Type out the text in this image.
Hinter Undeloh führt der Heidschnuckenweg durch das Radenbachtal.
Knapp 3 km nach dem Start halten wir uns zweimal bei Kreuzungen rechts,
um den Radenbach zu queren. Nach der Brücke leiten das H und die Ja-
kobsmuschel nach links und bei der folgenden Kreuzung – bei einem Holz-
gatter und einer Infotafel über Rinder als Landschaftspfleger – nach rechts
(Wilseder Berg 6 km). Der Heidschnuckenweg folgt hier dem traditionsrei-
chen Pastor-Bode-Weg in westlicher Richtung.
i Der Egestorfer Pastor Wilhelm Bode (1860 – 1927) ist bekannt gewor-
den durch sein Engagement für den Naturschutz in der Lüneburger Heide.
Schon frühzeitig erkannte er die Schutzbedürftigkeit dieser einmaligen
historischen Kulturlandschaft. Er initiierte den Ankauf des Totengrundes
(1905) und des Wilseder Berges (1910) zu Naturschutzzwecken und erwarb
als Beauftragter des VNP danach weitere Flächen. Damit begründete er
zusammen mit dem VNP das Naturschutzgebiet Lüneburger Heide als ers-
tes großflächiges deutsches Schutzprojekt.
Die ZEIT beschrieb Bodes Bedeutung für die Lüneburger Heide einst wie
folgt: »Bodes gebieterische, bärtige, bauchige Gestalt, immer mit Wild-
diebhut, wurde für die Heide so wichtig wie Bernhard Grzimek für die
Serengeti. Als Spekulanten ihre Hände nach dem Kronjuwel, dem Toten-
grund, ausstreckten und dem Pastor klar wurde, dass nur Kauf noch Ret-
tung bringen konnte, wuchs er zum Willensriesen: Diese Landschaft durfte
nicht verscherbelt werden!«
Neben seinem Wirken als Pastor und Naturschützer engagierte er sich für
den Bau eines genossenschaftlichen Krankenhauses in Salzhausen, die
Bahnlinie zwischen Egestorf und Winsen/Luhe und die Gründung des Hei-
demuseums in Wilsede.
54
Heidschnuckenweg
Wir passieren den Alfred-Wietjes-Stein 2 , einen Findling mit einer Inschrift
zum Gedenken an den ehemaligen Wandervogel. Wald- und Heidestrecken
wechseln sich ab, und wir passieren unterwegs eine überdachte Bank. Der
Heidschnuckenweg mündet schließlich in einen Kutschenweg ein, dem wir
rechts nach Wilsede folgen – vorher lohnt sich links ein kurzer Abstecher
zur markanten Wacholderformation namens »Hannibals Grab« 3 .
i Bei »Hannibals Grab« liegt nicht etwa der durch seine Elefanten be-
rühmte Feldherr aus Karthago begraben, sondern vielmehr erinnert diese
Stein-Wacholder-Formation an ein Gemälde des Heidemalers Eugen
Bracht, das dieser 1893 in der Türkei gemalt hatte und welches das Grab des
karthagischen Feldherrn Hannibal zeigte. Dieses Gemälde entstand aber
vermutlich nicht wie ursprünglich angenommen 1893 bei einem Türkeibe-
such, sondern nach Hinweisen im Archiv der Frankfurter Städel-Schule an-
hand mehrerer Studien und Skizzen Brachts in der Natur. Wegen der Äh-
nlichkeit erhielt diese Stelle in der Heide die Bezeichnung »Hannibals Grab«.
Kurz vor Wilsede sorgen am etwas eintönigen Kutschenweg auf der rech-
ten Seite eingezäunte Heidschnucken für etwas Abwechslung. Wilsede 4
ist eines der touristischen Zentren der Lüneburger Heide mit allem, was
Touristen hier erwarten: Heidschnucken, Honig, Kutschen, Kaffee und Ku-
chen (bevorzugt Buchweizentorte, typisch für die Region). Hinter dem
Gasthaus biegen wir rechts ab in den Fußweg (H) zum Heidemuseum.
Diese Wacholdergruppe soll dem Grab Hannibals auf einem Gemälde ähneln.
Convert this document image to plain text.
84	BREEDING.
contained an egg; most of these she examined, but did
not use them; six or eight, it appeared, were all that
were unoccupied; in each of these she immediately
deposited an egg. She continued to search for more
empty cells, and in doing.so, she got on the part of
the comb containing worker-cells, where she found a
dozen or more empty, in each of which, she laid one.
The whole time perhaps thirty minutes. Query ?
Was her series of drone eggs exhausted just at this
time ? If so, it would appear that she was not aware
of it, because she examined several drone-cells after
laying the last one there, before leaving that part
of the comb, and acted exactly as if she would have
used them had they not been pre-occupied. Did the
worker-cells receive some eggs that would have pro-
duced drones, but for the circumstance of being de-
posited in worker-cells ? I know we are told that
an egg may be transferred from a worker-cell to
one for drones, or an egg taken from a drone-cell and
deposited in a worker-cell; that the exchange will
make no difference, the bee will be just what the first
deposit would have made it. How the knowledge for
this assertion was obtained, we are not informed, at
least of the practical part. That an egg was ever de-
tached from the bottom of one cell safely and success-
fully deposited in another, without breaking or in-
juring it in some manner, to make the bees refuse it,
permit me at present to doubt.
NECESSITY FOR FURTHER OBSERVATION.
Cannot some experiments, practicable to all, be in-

**Problem to solve**
Give the listing again exactly as it appears.

**Task output**
Type out the text in this image.
Hinter Undeloh führt der Heidschnuckenweg durch das Radenbachtal.
Knapp 3 km nach dem Start halten wir uns zweimal bei Kreuzungen rechts,
um den Radenbach zu queren. Nach der Brücke leiten das H und die Ja-
kobsmuschel nach links und bei der folgenden Kreuzung – bei einem Holz-
gatter und einer Infotafel über Rinder als Landschaftspfleger – nach rechts
(Wilseder Berg 6 km). Der Heidschnuckenweg folgt hier dem traditionsrei-
chen Pastor-Bode-Weg in westlicher Richtung.
i Der Egestorfer Pastor Wilhelm Bode (1860 – 1927) ist bekannt gewor-
den durch sein Engagement für den Naturschutz in der Lüneburger Heide.
Schon frühzeitig erkannte er die Schutzbedürftigkeit dieser einmaligen
historischen Kulturlandschaft. Er initiierte den Ankauf des Totengrundes
(1905) und des Wilseder Berges (1910) zu Naturschutzzwecken und erwarb
als Beauftragter des VNP danach weitere Flächen. Damit begründete er
zusammen mit dem VNP das Naturschutzgebiet Lüneburger Heide als ers-
tes großflächiges deutsches Schutzprojekt.
Die ZEIT beschrieb Bodes Bedeutung für die Lüneburger Heide einst wie
folgt: »Bodes gebieterische, bärtige, bauchige Gestalt, immer mit Wild-
diebhut, wurde für die Heide so wichtig wie Bernhard Grzimek für die
Serengeti. Als Spekulanten ihre Hände nach dem Kronjuwel, dem Toten-
grund, ausstreckten und dem Pastor klar wurde, dass nur Kauf noch Ret-
tung bringen konnte, wuchs er zum Willensriesen: Diese Landschaft durfte
nicht verscherbelt werden!«
Neben seinem Wirken als Pastor und Naturschützer engagierte er sich für
den Bau eines genossenschaftlichen Krankenhauses in Salzhausen, die
Bahnlinie zwischen Egestorf und Winsen/Luhe und die Gründung des Hei-
demuseums in Wilsede.
54
Heidschnuckenweg
Wir passieren den Alfred-Wietjes-Stein 2 , einen Findling mit einer Inschrift
zum Gedenken an den ehemaligen Wandervogel. Wald- und Heidestrecken
wechseln sich ab, und wir passieren unterwegs eine überdachte Bank. Der
Heidschnuckenweg mündet schließlich in einen Kutschenweg ein, dem wir
rechts nach Wilsede folgen – vorher lohnt sich links ein kurzer Abstecher
zur markanten Wacholderformation namens »Hannibals Grab« 3 .
i Bei »Hannibals Grab« liegt nicht etwa der durch seine Elefanten be-
rühmte Feldherr aus Karthago begraben, sondern vielmehr erinnert diese
Stein-Wacholder-Formation an ein Gemälde des Heidemalers Eugen
Bracht, das dieser 1893 in der Türkei gemalt hatte und welches das Grab des
karthagischen Feldherrn Hannibal zeigte. Dieses Gemälde entstand aber
vermutlich nicht wie ursprünglich angenommen 1893 bei einem Türkeibe-
such, sondern nach Hinweisen im Archiv der Frankfurter Städel-Schule an-
hand mehrerer Studien und Skizzen Brachts in der Natur. Wegen der Äh-
nlichkeit erhielt diese Stelle in der Heide die Bezeichnung »Hannibals Grab«.
Kurz vor Wilsede sorgen am etwas eintönigen Kutschenweg auf der rech-
ten Seite eingezäunte Heidschnucken für etwas Abwechslung. Wilsede 4
ist eines der touristischen Zentren der Lüneburger Heide mit allem, was
Touristen hier erwarten: Heidschnucken, Honig, Kutschen, Kaffee und Ku-
chen (bevorzugt Buchweizentorte, typisch für die Region). Hinter dem
Gasthaus biegen wir rechts ab in den Fußweg (H) zum Heidemuseum.
Diese Wacholdergruppe soll dem Grab Hannibals auf einem Gemälde ähneln.
Convert this document image to plain text.
84	BREEDING.
contained an egg; most of these she examined, but did
not use them; six or eight, it appeared, were all that
were unoccupied; in each of these she immediately
deposited an egg. She continued to search for more
empty cells, and in doing.so, she got on the part of
the comb containing worker-cells, where she found a
dozen or more empty, in each of which, she laid one.
The whole time perhaps thirty minutes. Query ?
Was her series of drone eggs exhausted just at this
time ? If so, it would appear that she was not aware
of it, because she examined several drone-cells after
laying the last one there, before leaving that part
of the comb, and acted exactly as if she would have
used them had they not been pre-occupied. Did the
worker-cells receive some eggs that would have pro-
duced drones, but for the circumstance of being de-
posited in worker-cells ? I know we are told that
an egg may be transferred from a worker-cell to
one for drones, or an egg taken from a drone-cell and
deposited in a worker-cell; that the exchange will
make no difference, the bee will be just what the first
deposit would have made it. How the knowledge for
this assertion was obtained, we are not informed, at
least of the practical part. That an egg was ever de-
tached from the bottom of one cell safely and success-
fully deposited in another, without breaking or in-
juring it in some manner, to make the bees refuse it,
permit me at present to doubt.
NECESSITY FOR FURTHER OBSERVATION.
Cannot some experiments, practicable to all, be in-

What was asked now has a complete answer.